(Data entries)
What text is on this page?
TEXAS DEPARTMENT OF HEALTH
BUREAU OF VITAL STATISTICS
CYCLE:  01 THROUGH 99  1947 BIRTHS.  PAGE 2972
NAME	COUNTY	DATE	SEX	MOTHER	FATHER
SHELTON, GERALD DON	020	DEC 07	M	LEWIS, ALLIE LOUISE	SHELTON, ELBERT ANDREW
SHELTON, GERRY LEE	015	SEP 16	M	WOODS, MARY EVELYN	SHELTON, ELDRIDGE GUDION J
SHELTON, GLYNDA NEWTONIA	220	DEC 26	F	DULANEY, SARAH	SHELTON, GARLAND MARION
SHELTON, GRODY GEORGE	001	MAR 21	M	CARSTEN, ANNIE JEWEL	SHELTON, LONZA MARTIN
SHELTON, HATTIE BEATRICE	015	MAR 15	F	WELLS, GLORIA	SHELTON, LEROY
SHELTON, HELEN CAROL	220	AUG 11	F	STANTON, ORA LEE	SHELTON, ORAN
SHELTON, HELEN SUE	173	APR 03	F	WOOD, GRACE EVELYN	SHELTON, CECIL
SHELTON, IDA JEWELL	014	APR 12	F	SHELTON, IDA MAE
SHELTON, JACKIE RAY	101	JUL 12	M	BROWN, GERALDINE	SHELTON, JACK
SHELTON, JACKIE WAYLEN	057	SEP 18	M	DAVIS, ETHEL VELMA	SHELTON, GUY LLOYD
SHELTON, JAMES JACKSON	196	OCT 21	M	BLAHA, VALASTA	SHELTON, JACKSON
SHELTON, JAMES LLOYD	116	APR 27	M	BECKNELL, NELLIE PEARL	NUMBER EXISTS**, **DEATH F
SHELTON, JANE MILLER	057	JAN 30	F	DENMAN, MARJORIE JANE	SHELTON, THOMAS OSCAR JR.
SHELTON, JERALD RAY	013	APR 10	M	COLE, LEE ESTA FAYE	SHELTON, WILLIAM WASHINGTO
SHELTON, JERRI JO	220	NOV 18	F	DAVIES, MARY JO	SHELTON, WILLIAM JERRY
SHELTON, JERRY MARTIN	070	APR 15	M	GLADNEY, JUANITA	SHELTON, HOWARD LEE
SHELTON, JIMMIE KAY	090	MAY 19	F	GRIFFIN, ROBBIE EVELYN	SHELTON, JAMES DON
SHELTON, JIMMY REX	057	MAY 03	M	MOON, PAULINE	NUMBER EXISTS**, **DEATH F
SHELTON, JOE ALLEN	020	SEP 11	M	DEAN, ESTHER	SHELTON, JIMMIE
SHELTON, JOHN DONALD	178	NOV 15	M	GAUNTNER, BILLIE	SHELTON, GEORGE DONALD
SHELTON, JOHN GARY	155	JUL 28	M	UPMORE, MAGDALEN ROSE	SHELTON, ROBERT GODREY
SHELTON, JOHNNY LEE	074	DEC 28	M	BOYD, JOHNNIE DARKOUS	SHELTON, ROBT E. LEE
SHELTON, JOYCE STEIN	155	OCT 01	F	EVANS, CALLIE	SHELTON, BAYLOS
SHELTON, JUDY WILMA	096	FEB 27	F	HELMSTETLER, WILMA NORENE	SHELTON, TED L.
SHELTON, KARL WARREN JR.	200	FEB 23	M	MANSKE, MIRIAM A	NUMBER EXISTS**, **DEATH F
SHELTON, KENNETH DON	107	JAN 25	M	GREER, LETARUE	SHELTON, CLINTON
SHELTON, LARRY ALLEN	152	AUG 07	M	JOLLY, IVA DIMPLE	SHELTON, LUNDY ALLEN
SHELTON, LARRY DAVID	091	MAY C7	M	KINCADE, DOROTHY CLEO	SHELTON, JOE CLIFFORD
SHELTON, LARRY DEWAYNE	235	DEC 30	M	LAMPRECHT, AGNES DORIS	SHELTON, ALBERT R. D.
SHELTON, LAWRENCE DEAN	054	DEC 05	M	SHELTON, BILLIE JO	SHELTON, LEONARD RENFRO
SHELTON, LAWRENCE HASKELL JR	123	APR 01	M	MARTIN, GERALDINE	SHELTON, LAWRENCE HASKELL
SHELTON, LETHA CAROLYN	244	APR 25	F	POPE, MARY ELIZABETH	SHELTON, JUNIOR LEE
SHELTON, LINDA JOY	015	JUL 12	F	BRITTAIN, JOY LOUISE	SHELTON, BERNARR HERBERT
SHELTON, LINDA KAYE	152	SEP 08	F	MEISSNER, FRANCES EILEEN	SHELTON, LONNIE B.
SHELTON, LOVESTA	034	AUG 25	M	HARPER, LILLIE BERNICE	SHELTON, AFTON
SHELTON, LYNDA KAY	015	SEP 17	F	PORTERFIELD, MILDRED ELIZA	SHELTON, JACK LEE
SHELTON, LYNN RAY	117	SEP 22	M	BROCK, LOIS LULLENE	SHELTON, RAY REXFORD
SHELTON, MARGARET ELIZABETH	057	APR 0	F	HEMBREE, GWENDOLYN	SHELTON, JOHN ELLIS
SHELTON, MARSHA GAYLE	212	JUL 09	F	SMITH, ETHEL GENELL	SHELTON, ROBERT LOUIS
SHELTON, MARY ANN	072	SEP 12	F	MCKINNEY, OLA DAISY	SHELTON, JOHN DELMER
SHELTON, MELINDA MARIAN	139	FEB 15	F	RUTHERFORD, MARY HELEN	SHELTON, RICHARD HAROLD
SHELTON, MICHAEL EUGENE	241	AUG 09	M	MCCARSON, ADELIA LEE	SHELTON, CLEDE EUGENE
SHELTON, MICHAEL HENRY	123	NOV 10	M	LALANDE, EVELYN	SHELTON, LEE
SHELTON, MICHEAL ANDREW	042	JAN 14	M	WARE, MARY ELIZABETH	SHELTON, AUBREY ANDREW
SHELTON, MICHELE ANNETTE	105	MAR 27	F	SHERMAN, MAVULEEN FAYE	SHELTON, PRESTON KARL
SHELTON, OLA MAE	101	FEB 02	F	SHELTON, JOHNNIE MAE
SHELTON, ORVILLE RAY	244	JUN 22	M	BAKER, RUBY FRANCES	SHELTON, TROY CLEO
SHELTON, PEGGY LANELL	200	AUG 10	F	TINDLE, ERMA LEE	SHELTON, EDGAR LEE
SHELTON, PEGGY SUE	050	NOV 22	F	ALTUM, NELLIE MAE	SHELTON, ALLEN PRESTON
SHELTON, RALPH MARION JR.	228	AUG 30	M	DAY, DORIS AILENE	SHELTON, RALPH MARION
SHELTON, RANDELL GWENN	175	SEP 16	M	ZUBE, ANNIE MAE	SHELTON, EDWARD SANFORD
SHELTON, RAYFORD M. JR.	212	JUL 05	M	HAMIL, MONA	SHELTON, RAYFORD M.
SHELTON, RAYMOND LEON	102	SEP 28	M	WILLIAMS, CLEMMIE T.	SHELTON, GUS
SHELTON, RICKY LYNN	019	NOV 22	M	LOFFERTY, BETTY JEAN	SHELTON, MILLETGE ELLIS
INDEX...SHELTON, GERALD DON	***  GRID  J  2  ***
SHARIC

- GOAL
Using the records above, copy each line that contains "MICHAEL".

- IN RESPONSE
SHELTON, MICHAEL EUGENE	241	AUG 09	M	MCCARSON, ADELIA LEE	SHELTON, CLEDE EUGENE
SHELTON, MICHAEL HENRY	123	NOV 10	M	LALANDE, EVELYN	SHELTON, LEE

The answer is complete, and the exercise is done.